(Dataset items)
-------------------------
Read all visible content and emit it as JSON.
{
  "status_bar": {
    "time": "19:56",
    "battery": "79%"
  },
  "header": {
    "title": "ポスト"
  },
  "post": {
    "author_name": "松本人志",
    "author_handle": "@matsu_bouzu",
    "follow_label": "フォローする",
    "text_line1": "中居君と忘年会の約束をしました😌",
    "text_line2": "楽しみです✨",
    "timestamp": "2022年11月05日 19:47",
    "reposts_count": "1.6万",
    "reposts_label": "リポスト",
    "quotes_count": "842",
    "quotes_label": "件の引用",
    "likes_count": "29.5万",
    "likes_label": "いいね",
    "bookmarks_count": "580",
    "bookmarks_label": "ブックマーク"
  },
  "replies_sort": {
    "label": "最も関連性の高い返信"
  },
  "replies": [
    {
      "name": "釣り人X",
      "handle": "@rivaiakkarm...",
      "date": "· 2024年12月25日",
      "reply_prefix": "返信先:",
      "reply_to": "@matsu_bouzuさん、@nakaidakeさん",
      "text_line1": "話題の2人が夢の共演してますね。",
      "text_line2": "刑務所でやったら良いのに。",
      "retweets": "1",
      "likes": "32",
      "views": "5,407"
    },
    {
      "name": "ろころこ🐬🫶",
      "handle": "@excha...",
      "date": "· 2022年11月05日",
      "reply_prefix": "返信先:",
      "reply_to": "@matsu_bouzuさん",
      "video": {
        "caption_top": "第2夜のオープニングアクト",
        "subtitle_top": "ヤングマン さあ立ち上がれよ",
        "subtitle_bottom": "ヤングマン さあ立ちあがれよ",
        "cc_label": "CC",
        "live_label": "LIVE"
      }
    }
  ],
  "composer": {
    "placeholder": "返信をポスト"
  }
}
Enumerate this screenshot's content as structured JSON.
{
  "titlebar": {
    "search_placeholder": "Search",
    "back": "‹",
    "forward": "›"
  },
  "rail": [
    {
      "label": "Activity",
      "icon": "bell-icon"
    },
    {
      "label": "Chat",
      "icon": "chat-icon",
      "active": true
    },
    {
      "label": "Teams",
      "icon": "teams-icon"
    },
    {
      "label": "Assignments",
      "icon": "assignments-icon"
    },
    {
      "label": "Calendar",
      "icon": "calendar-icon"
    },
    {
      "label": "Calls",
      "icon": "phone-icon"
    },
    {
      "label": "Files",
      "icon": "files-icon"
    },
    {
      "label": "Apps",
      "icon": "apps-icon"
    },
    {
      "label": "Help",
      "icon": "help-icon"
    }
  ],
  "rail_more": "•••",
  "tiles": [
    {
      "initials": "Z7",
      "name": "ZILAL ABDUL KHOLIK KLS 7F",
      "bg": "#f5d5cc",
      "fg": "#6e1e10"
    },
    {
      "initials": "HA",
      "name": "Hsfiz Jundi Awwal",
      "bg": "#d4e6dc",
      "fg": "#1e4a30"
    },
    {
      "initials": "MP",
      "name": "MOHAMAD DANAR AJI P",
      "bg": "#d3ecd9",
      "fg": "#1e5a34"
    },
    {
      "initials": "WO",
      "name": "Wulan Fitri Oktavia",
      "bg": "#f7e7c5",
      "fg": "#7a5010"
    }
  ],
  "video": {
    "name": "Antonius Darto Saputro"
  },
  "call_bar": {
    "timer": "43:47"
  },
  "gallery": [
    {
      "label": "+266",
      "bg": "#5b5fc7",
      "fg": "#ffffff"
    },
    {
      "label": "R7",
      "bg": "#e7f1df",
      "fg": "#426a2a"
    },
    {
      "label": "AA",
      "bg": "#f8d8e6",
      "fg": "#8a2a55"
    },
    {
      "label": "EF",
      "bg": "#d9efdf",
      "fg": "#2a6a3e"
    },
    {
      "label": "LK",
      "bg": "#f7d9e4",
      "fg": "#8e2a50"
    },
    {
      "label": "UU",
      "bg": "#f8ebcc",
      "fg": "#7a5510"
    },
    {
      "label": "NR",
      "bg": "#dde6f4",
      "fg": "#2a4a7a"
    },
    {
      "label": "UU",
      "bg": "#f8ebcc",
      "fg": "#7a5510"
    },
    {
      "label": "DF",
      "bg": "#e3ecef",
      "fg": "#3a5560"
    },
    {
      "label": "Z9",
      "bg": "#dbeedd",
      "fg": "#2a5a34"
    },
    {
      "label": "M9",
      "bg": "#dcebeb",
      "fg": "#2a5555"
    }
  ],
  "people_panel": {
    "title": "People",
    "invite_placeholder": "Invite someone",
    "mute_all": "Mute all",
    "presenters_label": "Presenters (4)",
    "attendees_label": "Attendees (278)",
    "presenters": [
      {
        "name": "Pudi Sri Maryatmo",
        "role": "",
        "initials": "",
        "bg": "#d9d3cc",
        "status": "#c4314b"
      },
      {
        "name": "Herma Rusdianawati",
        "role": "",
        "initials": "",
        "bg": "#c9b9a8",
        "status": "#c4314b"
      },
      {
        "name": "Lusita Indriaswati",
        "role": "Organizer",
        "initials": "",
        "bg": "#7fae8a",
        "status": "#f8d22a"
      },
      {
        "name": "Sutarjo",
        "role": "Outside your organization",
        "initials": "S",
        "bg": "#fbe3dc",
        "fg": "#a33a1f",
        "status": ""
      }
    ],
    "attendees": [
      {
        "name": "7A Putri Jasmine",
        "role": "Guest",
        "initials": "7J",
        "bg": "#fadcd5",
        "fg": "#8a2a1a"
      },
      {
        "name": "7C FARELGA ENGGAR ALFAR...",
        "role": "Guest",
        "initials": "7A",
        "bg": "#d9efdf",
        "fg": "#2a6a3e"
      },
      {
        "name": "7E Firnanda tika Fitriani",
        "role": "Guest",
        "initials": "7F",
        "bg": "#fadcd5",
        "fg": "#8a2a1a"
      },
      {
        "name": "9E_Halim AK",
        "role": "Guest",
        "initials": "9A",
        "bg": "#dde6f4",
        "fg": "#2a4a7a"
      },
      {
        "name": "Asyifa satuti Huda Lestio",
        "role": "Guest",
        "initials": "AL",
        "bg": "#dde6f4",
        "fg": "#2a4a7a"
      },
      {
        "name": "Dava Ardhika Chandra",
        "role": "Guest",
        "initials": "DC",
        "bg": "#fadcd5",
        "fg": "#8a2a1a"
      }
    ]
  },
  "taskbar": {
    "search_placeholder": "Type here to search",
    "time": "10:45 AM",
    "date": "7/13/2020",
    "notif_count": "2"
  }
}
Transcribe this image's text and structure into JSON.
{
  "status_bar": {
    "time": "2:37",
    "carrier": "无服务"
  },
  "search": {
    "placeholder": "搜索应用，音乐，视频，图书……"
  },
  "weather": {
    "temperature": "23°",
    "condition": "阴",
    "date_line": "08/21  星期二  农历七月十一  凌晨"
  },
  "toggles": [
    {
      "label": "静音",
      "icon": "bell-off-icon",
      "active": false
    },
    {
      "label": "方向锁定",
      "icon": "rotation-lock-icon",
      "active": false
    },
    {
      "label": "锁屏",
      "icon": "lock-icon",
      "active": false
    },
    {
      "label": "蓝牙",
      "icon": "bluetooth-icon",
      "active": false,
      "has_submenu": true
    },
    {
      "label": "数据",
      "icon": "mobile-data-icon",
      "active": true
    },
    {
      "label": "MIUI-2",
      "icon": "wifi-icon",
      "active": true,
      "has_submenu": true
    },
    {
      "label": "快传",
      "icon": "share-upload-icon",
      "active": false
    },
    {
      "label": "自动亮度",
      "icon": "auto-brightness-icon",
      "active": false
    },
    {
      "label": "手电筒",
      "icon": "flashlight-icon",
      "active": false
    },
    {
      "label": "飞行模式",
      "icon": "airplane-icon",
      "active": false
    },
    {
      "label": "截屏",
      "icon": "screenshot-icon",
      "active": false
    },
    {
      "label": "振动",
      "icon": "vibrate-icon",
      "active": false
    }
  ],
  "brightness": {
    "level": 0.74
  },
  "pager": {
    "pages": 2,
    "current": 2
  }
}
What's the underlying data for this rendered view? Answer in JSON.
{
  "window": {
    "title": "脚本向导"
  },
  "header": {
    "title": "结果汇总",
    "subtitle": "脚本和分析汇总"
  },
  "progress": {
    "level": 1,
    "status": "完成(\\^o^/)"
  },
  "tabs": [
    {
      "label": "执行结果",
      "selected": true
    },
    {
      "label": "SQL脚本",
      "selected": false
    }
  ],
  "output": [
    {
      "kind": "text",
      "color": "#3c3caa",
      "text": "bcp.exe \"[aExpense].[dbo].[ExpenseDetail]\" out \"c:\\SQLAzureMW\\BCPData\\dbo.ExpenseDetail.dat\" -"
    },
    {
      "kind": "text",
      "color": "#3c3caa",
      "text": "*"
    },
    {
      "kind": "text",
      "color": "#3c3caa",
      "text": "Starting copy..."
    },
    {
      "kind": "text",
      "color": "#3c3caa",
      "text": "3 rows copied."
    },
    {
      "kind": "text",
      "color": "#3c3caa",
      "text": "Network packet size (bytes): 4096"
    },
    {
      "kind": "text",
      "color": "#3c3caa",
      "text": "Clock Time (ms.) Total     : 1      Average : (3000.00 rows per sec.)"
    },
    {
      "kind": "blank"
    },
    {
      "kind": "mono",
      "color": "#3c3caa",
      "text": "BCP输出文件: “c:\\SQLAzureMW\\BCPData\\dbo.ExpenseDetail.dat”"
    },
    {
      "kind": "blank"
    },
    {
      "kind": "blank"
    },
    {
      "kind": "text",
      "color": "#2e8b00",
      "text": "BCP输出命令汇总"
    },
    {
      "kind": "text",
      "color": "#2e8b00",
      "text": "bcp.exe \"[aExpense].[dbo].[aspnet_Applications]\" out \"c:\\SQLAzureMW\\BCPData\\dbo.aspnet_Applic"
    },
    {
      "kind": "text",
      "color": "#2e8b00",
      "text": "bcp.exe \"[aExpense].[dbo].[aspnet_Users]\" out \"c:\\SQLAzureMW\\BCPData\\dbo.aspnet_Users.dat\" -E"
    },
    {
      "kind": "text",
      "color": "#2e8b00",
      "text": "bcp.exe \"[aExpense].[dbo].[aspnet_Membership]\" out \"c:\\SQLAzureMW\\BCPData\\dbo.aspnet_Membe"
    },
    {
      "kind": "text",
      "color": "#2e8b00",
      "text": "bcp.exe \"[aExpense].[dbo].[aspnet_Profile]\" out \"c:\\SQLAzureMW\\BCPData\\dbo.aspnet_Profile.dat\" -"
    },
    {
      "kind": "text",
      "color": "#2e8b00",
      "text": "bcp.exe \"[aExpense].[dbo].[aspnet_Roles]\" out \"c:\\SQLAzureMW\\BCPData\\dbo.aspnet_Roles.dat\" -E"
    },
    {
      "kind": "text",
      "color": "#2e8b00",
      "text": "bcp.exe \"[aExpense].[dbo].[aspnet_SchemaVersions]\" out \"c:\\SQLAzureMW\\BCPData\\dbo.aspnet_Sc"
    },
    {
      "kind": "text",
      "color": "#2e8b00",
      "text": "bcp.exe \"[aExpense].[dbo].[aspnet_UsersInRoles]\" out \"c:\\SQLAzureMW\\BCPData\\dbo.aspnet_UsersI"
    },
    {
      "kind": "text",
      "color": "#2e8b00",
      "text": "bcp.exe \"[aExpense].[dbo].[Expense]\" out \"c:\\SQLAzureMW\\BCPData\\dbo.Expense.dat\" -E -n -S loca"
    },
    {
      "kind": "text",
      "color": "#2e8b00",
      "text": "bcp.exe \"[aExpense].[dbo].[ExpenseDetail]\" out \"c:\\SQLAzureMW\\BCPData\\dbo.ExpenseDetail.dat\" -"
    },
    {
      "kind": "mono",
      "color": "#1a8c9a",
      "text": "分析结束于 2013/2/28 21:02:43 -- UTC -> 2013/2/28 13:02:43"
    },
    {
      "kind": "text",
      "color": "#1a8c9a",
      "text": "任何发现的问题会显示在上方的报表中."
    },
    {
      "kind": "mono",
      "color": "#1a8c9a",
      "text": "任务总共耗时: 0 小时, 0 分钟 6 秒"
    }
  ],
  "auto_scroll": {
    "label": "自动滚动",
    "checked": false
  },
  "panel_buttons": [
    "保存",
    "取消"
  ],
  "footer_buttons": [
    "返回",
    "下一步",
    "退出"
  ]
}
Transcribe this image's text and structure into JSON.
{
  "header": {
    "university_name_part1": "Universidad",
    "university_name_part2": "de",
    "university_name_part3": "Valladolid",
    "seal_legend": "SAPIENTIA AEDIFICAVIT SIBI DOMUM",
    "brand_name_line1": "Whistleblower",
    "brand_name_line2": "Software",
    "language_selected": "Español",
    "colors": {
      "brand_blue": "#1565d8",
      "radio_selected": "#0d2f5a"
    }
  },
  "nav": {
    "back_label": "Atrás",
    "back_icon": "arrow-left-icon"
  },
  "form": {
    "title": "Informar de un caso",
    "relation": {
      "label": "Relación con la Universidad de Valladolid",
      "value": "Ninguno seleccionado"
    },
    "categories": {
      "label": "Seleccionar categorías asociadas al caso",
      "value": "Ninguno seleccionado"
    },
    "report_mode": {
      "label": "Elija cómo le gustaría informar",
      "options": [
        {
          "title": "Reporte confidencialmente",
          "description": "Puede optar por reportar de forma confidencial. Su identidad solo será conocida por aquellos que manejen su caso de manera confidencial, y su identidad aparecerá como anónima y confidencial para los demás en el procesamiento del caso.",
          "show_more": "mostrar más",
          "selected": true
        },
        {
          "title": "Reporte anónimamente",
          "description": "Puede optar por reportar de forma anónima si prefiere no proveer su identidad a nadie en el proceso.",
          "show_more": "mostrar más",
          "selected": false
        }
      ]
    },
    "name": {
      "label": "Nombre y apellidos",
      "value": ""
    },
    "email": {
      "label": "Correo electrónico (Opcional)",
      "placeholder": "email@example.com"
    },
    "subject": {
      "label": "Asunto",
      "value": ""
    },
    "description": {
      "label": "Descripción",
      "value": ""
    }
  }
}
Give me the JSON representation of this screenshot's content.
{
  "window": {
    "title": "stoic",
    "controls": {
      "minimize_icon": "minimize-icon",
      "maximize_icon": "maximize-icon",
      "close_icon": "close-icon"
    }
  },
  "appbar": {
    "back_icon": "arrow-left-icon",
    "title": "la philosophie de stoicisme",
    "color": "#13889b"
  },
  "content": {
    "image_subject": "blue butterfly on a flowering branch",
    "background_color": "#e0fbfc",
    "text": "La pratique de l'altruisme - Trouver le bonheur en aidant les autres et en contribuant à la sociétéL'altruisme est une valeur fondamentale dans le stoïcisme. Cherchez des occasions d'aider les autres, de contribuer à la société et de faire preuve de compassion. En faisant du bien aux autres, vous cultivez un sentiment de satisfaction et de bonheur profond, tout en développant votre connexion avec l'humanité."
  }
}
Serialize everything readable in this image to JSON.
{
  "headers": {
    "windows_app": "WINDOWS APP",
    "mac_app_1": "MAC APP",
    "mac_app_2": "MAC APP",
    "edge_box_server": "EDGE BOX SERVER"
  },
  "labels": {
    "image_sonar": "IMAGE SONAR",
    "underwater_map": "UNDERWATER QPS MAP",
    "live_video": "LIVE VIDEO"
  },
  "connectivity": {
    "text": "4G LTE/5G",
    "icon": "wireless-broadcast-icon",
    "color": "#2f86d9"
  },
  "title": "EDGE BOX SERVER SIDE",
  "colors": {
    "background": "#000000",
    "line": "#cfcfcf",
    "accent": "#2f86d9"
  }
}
-------------------------
**DIRECTIONS FOR THIS TASK**
Your task is to write out the lines from the one with "Serialize everything readable" through the end of the records, exactly and with nothing added.

**SOLVED PROBLEM**
Serialize everything readable in this image to JSON.
{
  "headers": {
    "windows_app": "WINDOWS APP",
    "mac_app_1": "MAC APP",
    "mac_app_2": "MAC APP",
    "edge_box_server": "EDGE BOX SERVER"
  },
  "labels": {
    "image_sonar": "IMAGE SONAR",
    "underwater_map": "UNDERWATER QPS MAP",
    "live_video": "LIVE VIDEO"
  },
  "connectivity": {
    "text": "4G LTE/5G",
    "icon": "wireless-broadcast-icon",
    "color": "#2f86d9"
  },
  "title": "EDGE BOX SERVER SIDE",
  "colors": {
    "background": "#000000",
    "line": "#cfcfcf",
    "accent": "#2f86d9"
  }
}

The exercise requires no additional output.